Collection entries

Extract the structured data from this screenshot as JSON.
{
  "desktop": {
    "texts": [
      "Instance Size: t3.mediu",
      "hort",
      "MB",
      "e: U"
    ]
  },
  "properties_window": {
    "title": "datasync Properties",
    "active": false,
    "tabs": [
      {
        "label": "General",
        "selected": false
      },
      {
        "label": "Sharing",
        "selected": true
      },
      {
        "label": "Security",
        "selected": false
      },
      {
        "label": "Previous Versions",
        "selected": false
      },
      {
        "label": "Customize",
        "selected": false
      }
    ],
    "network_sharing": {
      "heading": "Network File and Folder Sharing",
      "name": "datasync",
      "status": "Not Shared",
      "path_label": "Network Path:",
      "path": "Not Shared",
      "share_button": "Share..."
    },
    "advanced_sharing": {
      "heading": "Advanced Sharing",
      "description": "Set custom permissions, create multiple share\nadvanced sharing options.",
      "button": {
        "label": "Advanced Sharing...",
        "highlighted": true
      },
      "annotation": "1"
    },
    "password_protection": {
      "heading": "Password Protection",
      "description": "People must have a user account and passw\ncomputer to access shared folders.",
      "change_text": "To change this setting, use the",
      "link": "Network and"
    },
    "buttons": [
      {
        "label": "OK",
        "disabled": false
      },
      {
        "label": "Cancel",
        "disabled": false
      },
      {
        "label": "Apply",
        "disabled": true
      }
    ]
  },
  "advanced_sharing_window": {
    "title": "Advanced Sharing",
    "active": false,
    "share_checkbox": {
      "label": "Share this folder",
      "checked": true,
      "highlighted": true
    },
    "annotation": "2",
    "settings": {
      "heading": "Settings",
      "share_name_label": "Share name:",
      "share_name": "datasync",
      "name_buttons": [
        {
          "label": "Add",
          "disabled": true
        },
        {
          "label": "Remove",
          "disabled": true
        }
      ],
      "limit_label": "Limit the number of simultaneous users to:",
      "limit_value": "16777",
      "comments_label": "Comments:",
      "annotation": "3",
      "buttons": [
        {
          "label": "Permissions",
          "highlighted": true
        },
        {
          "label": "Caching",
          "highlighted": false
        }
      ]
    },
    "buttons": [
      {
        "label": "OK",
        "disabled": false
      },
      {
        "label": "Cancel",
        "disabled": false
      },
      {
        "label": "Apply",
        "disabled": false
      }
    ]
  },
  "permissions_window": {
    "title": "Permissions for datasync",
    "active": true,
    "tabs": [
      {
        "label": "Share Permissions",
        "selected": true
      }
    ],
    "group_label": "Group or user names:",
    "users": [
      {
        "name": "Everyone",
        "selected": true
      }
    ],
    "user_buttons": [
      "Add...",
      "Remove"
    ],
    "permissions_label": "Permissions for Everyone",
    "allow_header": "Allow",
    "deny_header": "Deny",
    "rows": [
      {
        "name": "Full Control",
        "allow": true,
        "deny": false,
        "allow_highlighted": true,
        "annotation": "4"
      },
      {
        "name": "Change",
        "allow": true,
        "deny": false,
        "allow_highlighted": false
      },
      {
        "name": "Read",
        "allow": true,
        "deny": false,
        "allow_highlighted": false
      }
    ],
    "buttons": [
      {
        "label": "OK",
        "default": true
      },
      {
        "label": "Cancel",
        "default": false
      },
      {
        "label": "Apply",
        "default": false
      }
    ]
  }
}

→ **WHAT IS EXPECTED**
Extract the complete listing above, reproducing each line exactly.

→ **ANSWER TO THE EXERCISE**
Extract the structured data from this screenshot as JSON.
{
  "desktop": {
    "texts": [
      "Instance Size: t3.mediu",
      "hort",
      "MB",
      "e: U"
    ]
  },
  "properties_window": {
    "title": "datasync Properties",
    "active": false,
    "tabs": [
      {
        "label": "General",
        "selected": false
      },
      {
        "label": "Sharing",
        "selected": true
      },
      {
        "label": "Security",
        "selected": false
      },
      {
        "label": "Previous Versions",
        "selected": false
      },
      {
        "label": "Customize",
        "selected": false
      }
    ],
    "network_sharing": {
      "heading": "Network File and Folder Sharing",
      "name": "datasync",
      "status": "Not Shared",
      "path_label": "Network Path:",
      "path": "Not Shared",
      "share_button": "Share..."
    },
    "advanced_sharing": {
      "heading": "Advanced Sharing",
      "description": "Set custom permissions, create multiple share\nadvanced sharing options.",
      "button": {
        "label": "Advanced Sharing...",
        "highlighted": true
      },
      "annotation": "1"
    },
    "password_protection": {
      "heading": "Password Protection",
      "description": "People must have a user account and passw\ncomputer to access shared folders.",
      "change_text": "To change this setting, use the",
      "link": "Network and"
    },
    "buttons": [
      {
        "label": "OK",
        "disabled": false
      },
      {
        "label": "Cancel",
        "disabled": false
      },
      {
        "label": "Apply",
        "disabled": true
      }
    ]
  },
  "advanced_sharing_window": {
    "title": "Advanced Sharing",
    "active": false,
    "share_checkbox": {
      "label": "Share this folder",
      "checked": true,
      "highlighted": true
    },
    "annotation": "2",
    "settings": {
      "heading": "Settings",
      "share_name_label": "Share name:",
      "share_name": "datasync",
      "name_buttons": [
        {
          "label": "Add",
          "disabled": true
        },
        {
          "label": "Remove",
          "disabled": true
        }
      ],
      "limit_label": "Limit the number of simultaneous users to:",
      "limit_value": "16777",
      "comments_label": "Comments:",
      "annotation": "3",
      "buttons": [
        {
          "label": "Permissions",
          "highlighted": true
        },
        {
          "label": "Caching",
          "highlighted": false
        }
      ]
    },
    "buttons": [
      {
        "label": "OK",
        "disabled": false
      },
      {
        "label": "Cancel",
        "disabled": false
      },
      {
        "label": "Apply",
        "disabled": false
      }
    ]
  },
  "permissions_window": {
    "title": "Permissions for datasync",
    "active": true,
    "tabs": [
      {
        "label": "Share Permissions",
        "selected": true
      }
    ],
    "group_label": "Group or user names:",
    "users": [
      {
        "name": "Everyone",
        "selected": true
      }
    ],
    "user_buttons": [
      "Add...",
      "Remove"
    ],
    "permissions_label": "Permissions for Everyone",
    "allow_header": "Allow",
    "deny_header": "Deny",
    "rows": [
      {
        "name": "Full Control",
        "allow": true,
        "deny": false,
        "allow_highlighted": true,
        "annotation": "4"
      },
      {
        "name": "Change",
        "allow": true,
        "deny": false,
        "allow_highlighted": false
      },
      {
        "name": "Read",
        "allow": true,
        "deny": false,
        "allow_highlighted": false
      }
    ],
    "buttons": [
      {
        "label": "OK",
        "default": true
      },
      {
        "label": "Cancel",
        "default": false
      },
      {
        "label": "Apply",
        "default": false
      }
    ]
  }
}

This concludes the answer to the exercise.